▸ EXERCISE DESCRIPTION
Collect each line of the records containing the string "нефти".

▸ DATASET ENTRIES
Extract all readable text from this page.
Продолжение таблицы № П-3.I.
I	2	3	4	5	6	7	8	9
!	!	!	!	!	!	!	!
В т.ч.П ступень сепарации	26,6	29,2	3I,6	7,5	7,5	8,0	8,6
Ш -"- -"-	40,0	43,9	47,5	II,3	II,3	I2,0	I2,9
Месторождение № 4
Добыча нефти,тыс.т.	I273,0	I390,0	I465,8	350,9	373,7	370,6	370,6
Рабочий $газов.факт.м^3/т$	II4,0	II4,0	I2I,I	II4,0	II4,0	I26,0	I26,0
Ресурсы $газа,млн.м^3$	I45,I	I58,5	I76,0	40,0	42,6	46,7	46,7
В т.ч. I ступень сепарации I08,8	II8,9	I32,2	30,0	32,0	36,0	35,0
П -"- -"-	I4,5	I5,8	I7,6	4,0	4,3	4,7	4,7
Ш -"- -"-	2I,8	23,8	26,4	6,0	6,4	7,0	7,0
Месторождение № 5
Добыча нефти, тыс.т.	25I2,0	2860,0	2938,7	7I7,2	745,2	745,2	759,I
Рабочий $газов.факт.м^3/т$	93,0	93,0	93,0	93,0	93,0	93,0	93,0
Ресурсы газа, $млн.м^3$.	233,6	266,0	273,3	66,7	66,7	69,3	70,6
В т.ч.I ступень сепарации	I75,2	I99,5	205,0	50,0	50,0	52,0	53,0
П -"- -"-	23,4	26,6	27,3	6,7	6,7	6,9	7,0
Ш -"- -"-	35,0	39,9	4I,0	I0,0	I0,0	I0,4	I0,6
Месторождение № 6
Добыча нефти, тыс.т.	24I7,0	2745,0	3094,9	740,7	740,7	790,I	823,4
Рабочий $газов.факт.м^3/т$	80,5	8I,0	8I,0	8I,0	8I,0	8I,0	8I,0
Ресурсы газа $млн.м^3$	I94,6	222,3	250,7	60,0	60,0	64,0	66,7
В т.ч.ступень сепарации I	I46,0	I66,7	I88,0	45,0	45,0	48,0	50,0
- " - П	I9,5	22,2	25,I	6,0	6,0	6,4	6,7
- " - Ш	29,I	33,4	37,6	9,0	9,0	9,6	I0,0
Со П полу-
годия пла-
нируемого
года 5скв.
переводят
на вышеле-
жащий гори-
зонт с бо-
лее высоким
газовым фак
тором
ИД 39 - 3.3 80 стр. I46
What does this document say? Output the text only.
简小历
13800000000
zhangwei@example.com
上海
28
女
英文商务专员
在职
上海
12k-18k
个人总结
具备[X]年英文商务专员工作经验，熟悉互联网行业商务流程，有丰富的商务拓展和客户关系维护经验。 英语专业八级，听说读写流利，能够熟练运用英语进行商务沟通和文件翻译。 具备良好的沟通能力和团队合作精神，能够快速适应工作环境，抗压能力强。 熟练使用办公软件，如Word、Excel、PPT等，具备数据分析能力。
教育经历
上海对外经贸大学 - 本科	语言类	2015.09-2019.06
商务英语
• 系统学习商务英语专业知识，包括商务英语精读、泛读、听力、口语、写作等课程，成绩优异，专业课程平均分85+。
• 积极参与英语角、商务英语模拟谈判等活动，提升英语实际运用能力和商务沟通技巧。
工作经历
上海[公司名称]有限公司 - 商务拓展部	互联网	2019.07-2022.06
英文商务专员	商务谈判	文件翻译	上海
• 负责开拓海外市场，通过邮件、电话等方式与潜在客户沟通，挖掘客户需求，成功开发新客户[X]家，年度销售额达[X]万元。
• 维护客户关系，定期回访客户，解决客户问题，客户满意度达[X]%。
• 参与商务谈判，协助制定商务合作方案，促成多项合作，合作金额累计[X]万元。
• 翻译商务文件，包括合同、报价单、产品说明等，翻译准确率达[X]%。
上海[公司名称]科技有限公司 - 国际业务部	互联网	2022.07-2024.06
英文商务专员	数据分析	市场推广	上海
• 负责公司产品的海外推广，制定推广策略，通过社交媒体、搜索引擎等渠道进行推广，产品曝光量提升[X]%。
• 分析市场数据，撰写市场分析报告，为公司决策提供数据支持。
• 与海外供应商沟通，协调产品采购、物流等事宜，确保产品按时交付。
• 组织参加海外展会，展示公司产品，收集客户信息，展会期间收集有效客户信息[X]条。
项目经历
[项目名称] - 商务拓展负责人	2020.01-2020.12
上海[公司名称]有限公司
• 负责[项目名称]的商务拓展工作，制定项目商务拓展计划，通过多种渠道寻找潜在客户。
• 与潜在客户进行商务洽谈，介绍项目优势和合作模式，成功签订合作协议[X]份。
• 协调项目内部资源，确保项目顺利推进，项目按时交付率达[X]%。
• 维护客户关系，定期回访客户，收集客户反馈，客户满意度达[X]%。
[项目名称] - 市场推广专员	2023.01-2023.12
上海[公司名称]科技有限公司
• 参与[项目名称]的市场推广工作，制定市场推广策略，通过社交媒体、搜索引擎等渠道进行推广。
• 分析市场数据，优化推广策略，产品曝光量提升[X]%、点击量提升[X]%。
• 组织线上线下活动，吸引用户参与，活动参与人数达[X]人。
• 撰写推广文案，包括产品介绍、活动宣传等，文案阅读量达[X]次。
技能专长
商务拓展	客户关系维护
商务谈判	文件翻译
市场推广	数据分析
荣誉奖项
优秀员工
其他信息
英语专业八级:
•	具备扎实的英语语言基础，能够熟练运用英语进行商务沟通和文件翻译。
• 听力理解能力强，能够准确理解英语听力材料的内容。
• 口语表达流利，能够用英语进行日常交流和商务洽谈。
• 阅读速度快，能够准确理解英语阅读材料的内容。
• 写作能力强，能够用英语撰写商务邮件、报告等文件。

▸ PROBLEM SOLUTION
Добыча нефти,тыс.т.	I273,0	I390,0	I465,8	350,9	373,7	370,6	370,6
Добыча нефти, тыс.т.	25I2,0	2860,0	2938,7	7I7,2	745,2	745,2	759,I
Добыча нефти, тыс.т.	24I7,0	2745,0	3094,9	740,7	740,7	790,I	823,4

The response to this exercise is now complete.